WHAT NEEDS TO BE DONE: Write out every single entry exactly.

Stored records
____________________

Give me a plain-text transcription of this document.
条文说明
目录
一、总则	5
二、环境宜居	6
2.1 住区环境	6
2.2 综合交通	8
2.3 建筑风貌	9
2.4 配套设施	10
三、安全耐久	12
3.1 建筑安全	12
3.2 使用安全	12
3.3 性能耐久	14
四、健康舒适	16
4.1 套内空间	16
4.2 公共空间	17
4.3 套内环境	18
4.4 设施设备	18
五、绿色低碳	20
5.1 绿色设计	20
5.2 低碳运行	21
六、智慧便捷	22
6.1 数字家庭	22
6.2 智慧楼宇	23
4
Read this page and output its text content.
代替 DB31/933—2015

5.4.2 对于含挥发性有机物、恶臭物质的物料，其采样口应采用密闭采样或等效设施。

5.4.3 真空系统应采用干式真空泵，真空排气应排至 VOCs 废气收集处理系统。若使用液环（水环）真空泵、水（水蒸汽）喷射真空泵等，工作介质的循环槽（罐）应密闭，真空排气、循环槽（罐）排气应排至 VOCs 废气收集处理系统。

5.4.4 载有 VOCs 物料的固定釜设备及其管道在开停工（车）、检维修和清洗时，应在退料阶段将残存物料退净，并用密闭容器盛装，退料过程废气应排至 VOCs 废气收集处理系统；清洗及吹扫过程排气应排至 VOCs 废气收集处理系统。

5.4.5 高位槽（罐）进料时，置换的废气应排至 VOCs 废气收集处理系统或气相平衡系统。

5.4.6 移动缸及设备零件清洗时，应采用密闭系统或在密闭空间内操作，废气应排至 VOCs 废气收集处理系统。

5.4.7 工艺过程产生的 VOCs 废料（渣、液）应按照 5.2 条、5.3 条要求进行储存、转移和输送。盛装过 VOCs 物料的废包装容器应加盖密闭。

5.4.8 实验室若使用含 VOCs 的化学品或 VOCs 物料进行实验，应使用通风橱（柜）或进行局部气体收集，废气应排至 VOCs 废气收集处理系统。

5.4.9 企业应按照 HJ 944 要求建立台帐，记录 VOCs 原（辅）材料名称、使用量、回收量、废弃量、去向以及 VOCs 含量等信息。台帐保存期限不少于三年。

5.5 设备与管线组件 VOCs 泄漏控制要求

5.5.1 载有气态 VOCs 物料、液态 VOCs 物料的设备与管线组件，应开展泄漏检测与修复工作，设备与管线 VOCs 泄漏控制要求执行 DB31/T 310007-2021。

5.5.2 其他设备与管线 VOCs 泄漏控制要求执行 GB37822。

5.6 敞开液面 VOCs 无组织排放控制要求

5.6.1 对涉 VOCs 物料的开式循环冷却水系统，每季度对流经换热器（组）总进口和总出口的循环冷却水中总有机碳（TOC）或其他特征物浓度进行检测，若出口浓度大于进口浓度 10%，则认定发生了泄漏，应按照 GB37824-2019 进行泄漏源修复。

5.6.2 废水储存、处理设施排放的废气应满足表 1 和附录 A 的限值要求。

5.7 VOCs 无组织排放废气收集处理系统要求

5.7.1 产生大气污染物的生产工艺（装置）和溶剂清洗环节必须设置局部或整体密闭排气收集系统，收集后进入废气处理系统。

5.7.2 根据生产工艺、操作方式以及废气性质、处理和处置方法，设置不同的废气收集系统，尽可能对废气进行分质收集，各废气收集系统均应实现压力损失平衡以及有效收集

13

____________________

COMPLETE OUTPUT:
Give me a plain-text transcription of this document.
条文说明
目录
一、总则	5
二、环境宜居	6
2.1 住区环境	6
2.2 综合交通	8
2.3 建筑风貌	9
2.4 配套设施	10
三、安全耐久	12
3.1 建筑安全	12
3.2 使用安全	12
3.3 性能耐久	14
四、健康舒适	16
4.1 套内空间	16
4.2 公共空间	17
4.3 套内环境	18
4.4 设施设备	18
五、绿色低碳	20
5.1 绿色设计	20
5.2 低碳运行	21
六、智慧便捷	22
6.1 数字家庭	22
6.2 智慧楼宇	23
4
Read this page and output its text content.
代替 DB31/933—2015

5.4.2 对于含挥发性有机物、恶臭物质的物料，其采样口应采用密闭采样或等效设施。

5.4.3 真空系统应采用干式真空泵，真空排气应排至 VOCs 废气收集处理系统。若使用液环（水环）真空泵、水（水蒸汽）喷射真空泵等，工作介质的循环槽（罐）应密闭，真空排气、循环槽（罐）排气应排至 VOCs 废气收集处理系统。

5.4.4 载有 VOCs 物料的固定釜设备及其管道在开停工（车）、检维修和清洗时，应在退料阶段将残存物料退净，并用密闭容器盛装，退料过程废气应排至 VOCs 废气收集处理系统；清洗及吹扫过程排气应排至 VOCs 废气收集处理系统。

5.4.5 高位槽（罐）进料时，置换的废气应排至 VOCs 废气收集处理系统或气相平衡系统。

5.4.6 移动缸及设备零件清洗时，应采用密闭系统或在密闭空间内操作，废气应排至 VOCs 废气收集处理系统。

5.4.7 工艺过程产生的 VOCs 废料（渣、液）应按照 5.2 条、5.3 条要求进行储存、转移和输送。盛装过 VOCs 物料的废包装容器应加盖密闭。

5.4.8 实验室若使用含 VOCs 的化学品或 VOCs 物料进行实验，应使用通风橱（柜）或进行局部气体收集，废气应排至 VOCs 废气收集处理系统。

5.4.9 企业应按照 HJ 944 要求建立台帐，记录 VOCs 原（辅）材料名称、使用量、回收量、废弃量、去向以及 VOCs 含量等信息。台帐保存期限不少于三年。

5.5 设备与管线组件 VOCs 泄漏控制要求

5.5.1 载有气态 VOCs 物料、液态 VOCs 物料的设备与管线组件，应开展泄漏检测与修复工作，设备与管线 VOCs 泄漏控制要求执行 DB31/T 310007-2021。

5.5.2 其他设备与管线 VOCs 泄漏控制要求执行 GB37822。

5.6 敞开液面 VOCs 无组织排放控制要求

5.6.1 对涉 VOCs 物料的开式循环冷却水系统，每季度对流经换热器（组）总进口和总出口的循环冷却水中总有机碳（TOC）或其他特征物浓度进行检测，若出口浓度大于进口浓度 10%，则认定发生了泄漏，应按照 GB37824-2019 进行泄漏源修复。

5.6.2 废水储存、处理设施排放的废气应满足表 1 和附录 A 的限值要求。

5.7 VOCs 无组织排放废气收集处理系统要求

5.7.1 产生大气污染物的生产工艺（装置）和溶剂清洗环节必须设置局部或整体密闭排气收集系统，收集后进入废气处理系统。

5.7.2 根据生产工艺、操作方式以及废气性质、处理和处置方法，设置不同的废气收集系统，尽可能对废气进行分质收集，各废气收集系统均应实现压力损失平衡以及有效收集

13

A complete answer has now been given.